Instruction – Pick out the lines containing "datasource".

Stored rows –
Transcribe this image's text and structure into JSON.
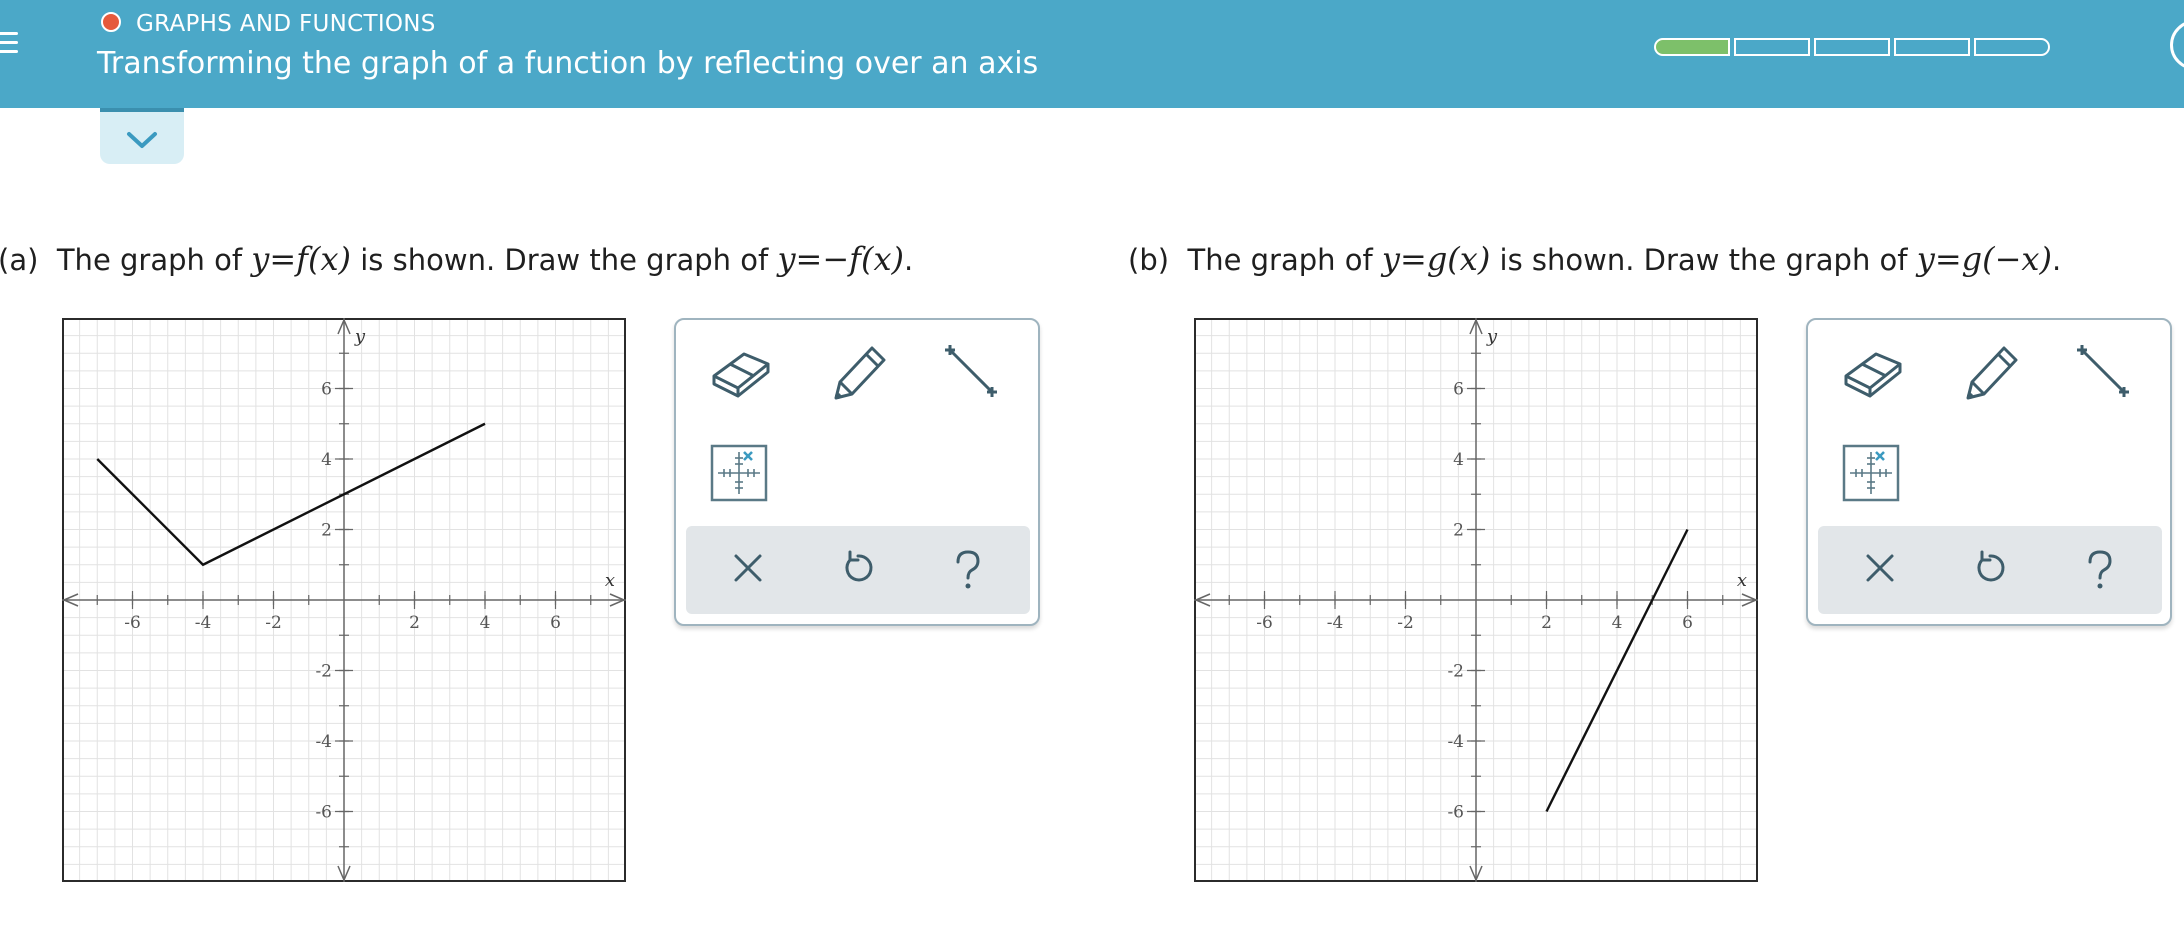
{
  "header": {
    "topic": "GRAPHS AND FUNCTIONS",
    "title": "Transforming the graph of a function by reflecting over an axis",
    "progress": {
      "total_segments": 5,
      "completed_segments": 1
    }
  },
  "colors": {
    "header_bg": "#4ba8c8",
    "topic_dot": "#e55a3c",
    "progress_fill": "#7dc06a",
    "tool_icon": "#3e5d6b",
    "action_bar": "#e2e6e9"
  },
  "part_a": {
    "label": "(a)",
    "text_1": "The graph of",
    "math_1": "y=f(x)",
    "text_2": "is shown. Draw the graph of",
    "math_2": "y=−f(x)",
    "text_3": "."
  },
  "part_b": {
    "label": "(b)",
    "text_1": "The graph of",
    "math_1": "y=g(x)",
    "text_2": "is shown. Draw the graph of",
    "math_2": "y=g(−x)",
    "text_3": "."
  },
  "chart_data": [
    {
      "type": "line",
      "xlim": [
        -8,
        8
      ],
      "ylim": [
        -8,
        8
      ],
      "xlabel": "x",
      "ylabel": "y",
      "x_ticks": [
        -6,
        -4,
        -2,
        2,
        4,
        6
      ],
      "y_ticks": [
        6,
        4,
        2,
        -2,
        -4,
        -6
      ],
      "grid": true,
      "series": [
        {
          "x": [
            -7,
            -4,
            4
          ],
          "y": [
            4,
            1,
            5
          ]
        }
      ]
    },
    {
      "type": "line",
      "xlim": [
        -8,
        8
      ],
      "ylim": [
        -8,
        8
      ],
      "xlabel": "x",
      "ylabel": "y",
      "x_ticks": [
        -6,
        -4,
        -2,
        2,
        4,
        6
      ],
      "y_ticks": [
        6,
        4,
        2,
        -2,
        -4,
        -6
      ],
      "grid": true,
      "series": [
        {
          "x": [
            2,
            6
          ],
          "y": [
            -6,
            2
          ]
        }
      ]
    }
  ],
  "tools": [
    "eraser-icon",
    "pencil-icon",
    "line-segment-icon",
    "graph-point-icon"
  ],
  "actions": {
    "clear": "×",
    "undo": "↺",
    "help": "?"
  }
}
--
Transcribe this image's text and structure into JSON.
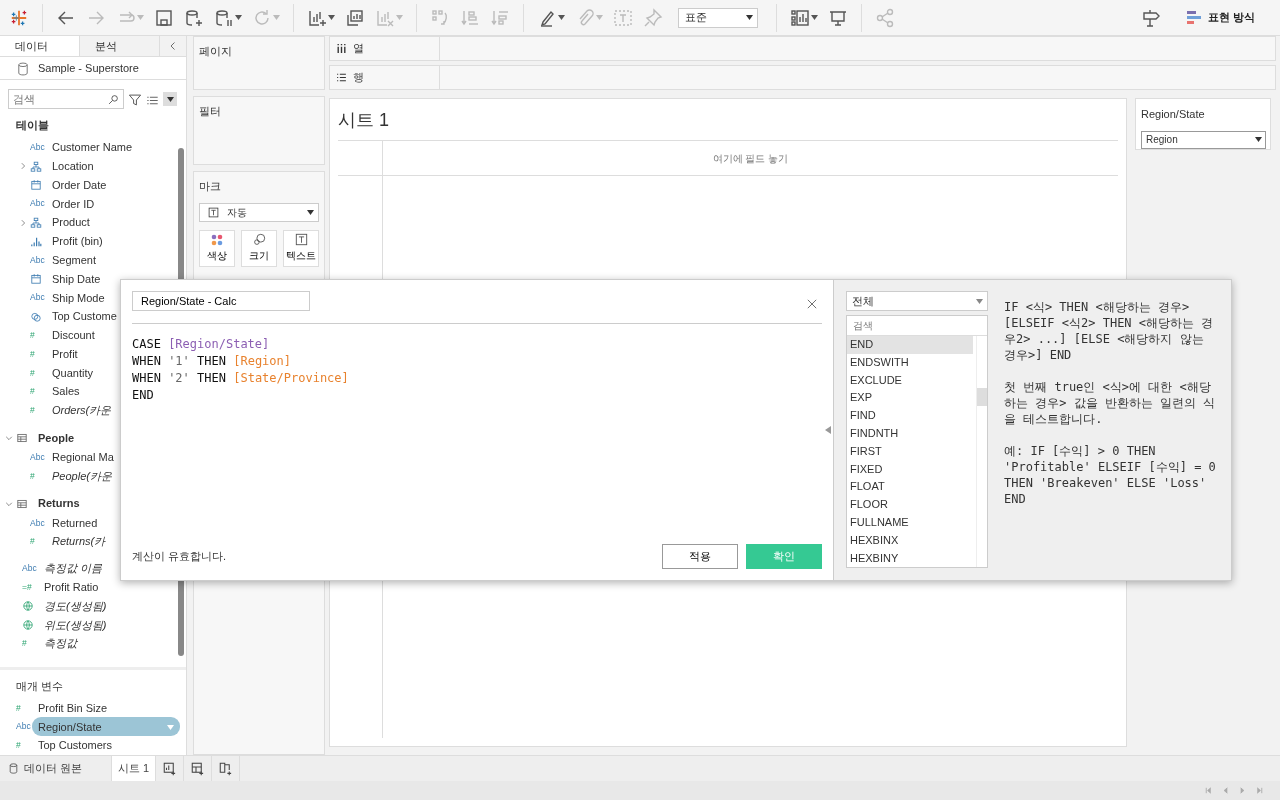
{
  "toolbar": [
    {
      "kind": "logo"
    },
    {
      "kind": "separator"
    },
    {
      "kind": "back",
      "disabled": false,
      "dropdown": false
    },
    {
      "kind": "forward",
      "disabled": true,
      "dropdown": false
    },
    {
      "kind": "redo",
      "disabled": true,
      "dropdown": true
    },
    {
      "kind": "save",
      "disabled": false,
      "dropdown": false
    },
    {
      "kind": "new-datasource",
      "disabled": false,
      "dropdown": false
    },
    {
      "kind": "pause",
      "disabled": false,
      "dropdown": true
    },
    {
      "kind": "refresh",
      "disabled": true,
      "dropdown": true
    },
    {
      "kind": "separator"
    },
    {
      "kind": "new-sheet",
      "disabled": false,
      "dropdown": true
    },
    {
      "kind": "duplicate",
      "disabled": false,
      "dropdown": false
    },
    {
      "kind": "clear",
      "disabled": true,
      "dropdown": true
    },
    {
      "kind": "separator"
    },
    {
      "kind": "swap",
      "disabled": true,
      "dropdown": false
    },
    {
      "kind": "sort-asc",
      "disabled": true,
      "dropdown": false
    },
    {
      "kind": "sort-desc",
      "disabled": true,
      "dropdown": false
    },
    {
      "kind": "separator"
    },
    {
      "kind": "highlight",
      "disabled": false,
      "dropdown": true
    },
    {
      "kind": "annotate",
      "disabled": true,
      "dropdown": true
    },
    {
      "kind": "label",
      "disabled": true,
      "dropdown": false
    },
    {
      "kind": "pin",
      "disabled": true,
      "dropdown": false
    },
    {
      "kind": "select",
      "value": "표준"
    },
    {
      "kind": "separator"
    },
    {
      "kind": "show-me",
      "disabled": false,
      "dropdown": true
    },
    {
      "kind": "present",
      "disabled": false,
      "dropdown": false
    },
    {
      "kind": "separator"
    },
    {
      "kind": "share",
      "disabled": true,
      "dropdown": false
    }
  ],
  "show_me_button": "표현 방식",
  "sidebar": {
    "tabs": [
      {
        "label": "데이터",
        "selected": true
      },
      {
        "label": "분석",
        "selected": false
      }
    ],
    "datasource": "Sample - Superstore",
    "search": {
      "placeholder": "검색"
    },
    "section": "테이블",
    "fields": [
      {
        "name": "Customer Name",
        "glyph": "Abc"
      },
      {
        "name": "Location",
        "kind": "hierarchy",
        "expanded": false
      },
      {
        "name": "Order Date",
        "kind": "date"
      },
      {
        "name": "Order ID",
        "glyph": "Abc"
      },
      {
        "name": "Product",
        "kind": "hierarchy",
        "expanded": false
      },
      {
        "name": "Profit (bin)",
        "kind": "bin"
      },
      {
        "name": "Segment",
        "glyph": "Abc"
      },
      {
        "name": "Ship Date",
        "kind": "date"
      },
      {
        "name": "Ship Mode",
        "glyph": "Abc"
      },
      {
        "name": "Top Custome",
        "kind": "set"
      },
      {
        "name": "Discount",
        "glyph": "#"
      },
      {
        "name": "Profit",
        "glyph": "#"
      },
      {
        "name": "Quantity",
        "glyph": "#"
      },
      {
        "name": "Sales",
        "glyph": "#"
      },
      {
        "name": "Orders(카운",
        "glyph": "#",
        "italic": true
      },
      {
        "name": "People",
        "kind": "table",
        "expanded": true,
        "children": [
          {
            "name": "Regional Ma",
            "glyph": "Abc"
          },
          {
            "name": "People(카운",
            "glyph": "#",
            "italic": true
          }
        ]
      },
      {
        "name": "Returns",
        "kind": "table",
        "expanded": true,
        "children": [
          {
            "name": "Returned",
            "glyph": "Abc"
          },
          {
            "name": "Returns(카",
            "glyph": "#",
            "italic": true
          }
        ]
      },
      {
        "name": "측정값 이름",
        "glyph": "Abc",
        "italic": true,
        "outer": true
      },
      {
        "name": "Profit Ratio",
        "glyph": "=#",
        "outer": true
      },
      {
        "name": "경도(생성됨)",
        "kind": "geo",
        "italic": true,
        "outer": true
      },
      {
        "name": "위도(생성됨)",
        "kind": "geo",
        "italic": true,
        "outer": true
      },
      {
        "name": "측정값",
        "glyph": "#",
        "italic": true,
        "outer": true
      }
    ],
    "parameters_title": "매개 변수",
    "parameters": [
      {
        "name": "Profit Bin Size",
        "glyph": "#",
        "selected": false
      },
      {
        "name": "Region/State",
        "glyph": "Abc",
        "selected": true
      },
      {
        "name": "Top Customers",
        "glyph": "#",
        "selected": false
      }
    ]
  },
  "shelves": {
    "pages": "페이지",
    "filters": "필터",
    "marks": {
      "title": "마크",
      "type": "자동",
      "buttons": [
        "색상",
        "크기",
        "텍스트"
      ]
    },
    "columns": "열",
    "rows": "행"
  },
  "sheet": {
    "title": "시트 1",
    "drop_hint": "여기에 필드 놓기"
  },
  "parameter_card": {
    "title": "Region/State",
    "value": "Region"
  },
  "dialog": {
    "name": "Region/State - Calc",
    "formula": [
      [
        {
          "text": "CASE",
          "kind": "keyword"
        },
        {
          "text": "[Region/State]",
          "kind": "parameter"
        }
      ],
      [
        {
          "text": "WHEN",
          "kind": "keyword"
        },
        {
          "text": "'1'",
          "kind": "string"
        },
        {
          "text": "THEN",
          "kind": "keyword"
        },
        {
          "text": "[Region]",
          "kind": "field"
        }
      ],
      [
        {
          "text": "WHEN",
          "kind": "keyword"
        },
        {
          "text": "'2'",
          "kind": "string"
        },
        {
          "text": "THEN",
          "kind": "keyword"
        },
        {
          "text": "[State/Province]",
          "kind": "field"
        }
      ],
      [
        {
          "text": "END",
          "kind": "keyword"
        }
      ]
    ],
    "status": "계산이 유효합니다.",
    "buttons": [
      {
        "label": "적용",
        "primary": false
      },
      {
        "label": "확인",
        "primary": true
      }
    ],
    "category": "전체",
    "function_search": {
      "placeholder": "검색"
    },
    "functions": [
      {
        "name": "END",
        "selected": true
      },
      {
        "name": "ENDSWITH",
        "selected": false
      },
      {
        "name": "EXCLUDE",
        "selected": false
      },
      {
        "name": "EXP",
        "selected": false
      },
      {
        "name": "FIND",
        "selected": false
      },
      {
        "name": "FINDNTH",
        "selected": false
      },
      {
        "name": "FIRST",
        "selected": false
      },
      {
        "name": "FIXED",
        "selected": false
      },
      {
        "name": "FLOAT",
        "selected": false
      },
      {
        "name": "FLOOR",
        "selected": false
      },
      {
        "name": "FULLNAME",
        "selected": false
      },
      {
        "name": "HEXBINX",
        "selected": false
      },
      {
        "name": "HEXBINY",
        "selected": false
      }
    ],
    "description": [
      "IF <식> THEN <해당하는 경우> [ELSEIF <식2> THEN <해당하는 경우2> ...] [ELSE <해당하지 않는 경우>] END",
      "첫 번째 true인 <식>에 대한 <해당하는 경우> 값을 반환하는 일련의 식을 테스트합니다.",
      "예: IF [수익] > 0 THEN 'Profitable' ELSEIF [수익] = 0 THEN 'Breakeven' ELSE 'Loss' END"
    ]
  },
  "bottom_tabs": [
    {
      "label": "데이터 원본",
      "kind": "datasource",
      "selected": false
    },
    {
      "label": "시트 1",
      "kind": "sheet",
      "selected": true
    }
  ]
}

Answer to the exercise –
      "kind": "new-datasource",
    "datasource": "Sample - Superstore",
      "kind": "datasource",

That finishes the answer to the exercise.